SHORT EXERCISE: Where a line of the material contains the string "circuit", copy that line.

** begin INPUT ROWS **

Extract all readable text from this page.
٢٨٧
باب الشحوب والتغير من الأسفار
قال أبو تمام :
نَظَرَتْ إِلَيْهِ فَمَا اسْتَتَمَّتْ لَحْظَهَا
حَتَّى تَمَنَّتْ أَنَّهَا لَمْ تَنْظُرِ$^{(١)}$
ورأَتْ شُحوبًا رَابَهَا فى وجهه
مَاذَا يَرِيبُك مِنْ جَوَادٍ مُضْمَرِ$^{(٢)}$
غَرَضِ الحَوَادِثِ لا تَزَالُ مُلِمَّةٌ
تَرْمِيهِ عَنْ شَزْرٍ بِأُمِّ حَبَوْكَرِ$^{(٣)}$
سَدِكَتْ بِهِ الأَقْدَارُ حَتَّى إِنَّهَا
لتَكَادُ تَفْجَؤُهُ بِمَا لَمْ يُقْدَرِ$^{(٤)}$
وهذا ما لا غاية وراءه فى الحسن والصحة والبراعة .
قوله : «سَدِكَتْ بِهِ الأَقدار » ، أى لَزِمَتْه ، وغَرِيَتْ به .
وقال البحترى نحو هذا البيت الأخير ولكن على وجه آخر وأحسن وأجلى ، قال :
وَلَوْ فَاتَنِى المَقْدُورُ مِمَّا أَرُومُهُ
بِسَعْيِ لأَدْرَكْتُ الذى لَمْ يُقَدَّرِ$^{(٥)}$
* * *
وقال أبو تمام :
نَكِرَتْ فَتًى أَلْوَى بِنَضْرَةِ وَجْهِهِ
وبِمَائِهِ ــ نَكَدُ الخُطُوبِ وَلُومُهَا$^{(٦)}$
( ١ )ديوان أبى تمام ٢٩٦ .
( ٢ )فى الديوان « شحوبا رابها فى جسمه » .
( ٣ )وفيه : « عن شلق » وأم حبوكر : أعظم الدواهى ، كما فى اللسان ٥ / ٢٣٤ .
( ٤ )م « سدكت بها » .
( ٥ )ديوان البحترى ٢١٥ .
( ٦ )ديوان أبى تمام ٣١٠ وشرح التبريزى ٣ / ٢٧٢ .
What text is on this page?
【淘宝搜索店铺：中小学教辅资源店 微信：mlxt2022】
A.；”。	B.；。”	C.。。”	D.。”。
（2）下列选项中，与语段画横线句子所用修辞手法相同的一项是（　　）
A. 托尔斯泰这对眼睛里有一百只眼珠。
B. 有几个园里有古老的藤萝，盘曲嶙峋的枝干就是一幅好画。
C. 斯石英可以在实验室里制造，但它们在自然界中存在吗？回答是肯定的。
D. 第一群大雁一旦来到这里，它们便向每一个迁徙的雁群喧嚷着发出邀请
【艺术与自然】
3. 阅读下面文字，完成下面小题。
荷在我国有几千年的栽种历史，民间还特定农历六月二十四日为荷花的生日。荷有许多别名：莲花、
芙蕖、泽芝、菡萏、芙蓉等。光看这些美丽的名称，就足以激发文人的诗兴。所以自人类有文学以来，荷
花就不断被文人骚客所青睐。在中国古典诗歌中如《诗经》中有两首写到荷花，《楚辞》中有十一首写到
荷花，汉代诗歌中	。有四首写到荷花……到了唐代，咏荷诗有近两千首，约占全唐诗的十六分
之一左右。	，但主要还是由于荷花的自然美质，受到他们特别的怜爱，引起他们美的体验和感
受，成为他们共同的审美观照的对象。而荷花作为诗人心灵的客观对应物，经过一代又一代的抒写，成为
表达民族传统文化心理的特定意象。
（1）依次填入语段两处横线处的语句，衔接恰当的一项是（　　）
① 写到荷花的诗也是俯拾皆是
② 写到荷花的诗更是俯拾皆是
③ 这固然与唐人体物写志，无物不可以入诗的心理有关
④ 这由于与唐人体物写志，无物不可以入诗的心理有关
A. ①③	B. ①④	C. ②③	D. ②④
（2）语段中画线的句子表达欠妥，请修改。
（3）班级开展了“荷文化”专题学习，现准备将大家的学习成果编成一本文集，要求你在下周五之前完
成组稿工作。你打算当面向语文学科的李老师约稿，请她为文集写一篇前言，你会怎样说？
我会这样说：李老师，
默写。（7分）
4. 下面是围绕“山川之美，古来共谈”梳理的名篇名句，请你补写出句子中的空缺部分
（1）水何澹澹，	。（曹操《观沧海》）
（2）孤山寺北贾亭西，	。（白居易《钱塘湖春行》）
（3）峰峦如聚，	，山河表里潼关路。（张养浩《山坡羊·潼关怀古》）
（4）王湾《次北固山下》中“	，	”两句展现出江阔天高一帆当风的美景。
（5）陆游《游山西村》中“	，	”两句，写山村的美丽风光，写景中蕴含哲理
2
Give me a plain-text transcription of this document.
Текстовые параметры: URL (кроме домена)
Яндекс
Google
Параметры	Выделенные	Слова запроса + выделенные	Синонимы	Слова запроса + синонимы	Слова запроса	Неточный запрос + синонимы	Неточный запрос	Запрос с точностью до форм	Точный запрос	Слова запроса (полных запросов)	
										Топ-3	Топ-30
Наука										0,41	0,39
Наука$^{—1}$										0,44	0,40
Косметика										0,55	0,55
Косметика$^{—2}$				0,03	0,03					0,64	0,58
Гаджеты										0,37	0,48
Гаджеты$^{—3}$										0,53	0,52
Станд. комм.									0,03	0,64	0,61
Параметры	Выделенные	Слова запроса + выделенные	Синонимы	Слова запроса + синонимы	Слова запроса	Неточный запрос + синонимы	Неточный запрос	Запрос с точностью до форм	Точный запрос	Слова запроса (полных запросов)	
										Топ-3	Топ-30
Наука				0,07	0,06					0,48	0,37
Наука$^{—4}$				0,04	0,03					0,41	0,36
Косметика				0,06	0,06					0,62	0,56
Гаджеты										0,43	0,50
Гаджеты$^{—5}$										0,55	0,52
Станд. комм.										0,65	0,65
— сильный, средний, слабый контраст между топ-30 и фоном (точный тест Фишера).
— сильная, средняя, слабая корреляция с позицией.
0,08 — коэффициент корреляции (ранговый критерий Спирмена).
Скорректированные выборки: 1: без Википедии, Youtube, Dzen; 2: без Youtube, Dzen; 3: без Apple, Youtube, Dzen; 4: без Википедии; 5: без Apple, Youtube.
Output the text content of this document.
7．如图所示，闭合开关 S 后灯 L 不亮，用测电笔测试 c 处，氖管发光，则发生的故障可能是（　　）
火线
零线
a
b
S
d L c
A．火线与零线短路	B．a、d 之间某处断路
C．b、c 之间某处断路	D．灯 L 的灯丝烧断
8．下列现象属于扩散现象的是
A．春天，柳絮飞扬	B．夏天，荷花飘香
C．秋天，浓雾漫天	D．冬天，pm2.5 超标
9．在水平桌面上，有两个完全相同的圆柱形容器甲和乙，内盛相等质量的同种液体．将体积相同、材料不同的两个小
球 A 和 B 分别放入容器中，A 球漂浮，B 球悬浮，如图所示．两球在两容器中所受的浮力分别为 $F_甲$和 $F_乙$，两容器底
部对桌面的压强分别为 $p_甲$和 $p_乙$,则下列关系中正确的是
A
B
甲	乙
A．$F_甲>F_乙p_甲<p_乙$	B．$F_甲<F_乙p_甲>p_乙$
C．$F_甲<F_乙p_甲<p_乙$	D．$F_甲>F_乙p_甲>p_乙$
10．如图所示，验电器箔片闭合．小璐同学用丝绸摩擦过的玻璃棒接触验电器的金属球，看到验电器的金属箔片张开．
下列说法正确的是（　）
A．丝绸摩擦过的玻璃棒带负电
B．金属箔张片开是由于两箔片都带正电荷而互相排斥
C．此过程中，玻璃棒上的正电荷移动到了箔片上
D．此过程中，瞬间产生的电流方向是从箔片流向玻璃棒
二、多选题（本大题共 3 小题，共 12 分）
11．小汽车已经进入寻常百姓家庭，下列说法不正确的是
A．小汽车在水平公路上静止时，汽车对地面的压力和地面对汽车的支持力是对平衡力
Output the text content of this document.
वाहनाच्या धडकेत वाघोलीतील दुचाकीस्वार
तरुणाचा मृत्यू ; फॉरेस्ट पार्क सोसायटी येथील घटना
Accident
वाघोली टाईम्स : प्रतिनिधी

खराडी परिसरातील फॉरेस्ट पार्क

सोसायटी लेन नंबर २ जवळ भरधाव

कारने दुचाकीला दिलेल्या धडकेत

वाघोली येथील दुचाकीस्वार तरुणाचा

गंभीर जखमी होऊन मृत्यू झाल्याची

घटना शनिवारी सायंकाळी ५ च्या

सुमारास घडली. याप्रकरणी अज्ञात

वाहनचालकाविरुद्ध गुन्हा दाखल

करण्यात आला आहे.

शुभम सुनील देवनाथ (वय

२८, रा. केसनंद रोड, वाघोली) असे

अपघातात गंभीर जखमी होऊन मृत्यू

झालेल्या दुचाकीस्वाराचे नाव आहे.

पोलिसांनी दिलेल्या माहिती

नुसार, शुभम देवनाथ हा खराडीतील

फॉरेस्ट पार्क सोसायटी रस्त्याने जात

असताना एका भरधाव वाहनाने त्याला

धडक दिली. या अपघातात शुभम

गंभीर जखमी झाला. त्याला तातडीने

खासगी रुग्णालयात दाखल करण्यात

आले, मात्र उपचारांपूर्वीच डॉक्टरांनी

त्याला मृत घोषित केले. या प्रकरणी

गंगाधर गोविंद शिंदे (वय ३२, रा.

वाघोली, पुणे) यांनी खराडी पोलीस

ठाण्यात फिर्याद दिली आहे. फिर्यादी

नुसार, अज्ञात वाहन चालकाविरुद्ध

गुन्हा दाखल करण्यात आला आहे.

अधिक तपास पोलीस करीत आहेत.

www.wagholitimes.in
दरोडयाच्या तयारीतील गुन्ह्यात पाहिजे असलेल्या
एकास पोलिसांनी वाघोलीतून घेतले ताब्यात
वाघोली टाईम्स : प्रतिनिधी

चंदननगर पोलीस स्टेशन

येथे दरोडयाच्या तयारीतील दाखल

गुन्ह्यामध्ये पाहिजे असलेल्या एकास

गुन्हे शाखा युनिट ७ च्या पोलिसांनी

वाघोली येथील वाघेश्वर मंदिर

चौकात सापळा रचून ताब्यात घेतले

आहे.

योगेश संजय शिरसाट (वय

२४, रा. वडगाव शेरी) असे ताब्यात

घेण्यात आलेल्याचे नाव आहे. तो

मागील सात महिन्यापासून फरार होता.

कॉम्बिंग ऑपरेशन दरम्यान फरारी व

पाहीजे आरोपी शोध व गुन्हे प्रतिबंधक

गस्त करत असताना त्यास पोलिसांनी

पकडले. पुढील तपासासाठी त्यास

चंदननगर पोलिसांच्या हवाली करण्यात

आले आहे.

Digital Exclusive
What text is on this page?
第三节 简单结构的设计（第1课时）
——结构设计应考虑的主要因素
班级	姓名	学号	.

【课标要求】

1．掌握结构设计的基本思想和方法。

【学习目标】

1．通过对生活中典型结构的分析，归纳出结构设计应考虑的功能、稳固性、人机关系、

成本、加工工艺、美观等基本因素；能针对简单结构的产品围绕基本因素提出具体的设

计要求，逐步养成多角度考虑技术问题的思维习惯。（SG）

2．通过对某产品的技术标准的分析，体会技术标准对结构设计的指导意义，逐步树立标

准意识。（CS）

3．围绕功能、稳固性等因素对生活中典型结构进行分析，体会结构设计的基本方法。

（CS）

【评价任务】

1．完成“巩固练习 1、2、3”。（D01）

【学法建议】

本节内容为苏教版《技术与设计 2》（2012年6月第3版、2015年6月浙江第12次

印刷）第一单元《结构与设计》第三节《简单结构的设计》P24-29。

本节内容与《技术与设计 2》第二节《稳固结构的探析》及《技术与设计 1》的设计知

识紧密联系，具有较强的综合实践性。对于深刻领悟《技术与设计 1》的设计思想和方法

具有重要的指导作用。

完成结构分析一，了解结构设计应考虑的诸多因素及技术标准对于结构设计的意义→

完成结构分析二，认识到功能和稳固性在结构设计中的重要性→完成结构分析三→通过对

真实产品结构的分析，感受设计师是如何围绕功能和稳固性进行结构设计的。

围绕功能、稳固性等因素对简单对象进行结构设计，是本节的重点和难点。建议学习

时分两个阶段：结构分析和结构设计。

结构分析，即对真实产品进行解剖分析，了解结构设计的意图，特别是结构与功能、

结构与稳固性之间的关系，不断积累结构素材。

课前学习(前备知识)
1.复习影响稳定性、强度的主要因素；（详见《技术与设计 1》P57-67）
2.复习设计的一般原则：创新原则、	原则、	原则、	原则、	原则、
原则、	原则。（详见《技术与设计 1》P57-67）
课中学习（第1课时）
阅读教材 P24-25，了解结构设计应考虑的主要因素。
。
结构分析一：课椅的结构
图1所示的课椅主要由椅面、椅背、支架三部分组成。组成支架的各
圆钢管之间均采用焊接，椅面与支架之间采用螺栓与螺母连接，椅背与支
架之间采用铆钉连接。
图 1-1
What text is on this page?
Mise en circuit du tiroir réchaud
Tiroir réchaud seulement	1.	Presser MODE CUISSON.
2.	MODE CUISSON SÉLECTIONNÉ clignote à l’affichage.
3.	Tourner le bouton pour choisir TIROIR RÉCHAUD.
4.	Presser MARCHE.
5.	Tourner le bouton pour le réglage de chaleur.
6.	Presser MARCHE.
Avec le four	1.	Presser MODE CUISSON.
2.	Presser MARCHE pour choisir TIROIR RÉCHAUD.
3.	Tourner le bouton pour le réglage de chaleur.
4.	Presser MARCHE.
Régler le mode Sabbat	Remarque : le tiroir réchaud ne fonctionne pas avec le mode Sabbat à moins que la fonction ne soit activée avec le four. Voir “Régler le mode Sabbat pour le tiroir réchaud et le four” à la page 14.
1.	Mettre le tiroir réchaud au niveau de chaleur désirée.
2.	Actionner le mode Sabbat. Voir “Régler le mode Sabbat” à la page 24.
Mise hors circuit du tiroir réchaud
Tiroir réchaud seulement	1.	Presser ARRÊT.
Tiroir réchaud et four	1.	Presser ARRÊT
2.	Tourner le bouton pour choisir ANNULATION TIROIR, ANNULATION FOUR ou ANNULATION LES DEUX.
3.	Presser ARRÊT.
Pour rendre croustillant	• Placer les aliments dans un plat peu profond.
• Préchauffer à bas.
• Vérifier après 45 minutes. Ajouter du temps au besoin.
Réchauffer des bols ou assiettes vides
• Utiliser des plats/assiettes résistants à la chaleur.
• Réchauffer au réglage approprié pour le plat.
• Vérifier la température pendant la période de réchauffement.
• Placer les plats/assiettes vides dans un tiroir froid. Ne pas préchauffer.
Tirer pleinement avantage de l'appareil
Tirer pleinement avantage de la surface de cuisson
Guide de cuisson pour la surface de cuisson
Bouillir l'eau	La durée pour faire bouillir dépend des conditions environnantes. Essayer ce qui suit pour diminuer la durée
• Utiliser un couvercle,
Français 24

** end INPUT ROWS **

REPLY TO THE EXERCISE:
Mise en circuit du tiroir réchaud
Mise hors circuit du tiroir réchaud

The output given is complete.